Buddhist Water Festival Could Spark Ethnic Violence (part of The Darkness Visible series)

Alders Ledge:
April 11, 2013

On April 13th the Buddhist Water Festival will begin in Myanmar. This holiday is symbolic and sacred to the Buddhist people of Burma. However in the Arakan this holiday could flow with blood rather than water.

Reports of racist Buddhist clergy participating in spreading the message of the Burmese hate group 969 have been popping up every since the riots and anti-Muslim attacks in March. The tweeters who have been reporting these warnings of potential attacks on the Rohingya all point toward the Water Festival as the key time for such pogroms. People like Jamila Hanan and Aung Aung (@JamilaHanan1 and @AungAungSittwe on twitter) have been sounding the alarm of yet another attempt by groups like 969 to complete their campaign of ethnic cleansing in the Arakan. It is also important to note that these same citizen reporters were the first to warn about the pogroms that took place in Meiktila and other areas were Muslim minorities were attacked in Burma last month.

In a recent report by Burma News International (http://www.bnionline.net) information about tensions leading up to the Water Festival have come out. In their account of the rising tensions in the Arakan region the Nasaka (Burmese Border Guards) have been extorting money from impoverished Rohingya communities to help fund the Water Festival in neighboring Buddhist villages. In the case they reported the Rohingya were forced to pay an exuberant amount of cash despite being hungry and without water. The money was then going to fund a Buddhist village that consisted of Rakhine from Sittwe and neighboring areas in addition to Rakhine who had migrated from Bangladesh once the Rohingya homes had been burnt.

• Data extracts:

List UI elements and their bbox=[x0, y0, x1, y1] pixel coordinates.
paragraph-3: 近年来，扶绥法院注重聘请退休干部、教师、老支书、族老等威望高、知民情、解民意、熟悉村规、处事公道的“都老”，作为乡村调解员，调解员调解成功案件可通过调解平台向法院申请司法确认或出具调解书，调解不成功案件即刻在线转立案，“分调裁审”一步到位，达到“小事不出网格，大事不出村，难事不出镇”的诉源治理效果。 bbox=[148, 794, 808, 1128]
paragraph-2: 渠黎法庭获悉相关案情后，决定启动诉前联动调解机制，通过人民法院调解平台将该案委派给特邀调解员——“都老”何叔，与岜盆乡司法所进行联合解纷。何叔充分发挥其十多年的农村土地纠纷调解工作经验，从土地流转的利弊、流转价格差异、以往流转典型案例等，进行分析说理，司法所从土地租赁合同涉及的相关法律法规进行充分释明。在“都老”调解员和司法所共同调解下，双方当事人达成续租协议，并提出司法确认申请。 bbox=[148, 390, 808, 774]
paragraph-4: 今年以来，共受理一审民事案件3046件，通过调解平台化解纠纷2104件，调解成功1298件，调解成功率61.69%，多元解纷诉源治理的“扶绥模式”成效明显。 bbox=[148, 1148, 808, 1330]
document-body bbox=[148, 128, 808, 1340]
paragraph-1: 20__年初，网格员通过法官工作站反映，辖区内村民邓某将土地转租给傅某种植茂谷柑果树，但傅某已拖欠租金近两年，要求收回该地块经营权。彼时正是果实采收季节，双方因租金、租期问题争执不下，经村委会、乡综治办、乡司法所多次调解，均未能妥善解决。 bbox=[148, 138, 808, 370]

• To do:
- 1) According to the Water Festival article, who has been extorting money from impoverished Rohingya communities to help fund the festival?
- 2) Extend the Water Festival article, picking up right after its last sentence.

• Answer section:
- 1) The Nasaka (Burmese Border Guards).

- 2)
Once again the racial element of the tensions in the Arakan cannot be overlooked. It is clear through reports like the one from Burma News International that government affiliates are using racial code to enforce biased laws. And yet despite clear cases of ethnic cleansing, pogroms, and racial discrimination within Burma the West remains eerily silent on the issue. Great world leaders, or so they claim, have failed to put pressure on Thein Sein and his military puppets as they continue to grind the Rohingya community into dust.

It should be clear that when a government openly refers to a community as "Kalar" (or any other racially charged term) that the said government does not intend to defend the basic human rights of that targeted community. It should also be clear that when an exploited community has been targeted by government funded mobs and military alike that if violence restarts the world should expect no different outcome than the last.

This is genocide.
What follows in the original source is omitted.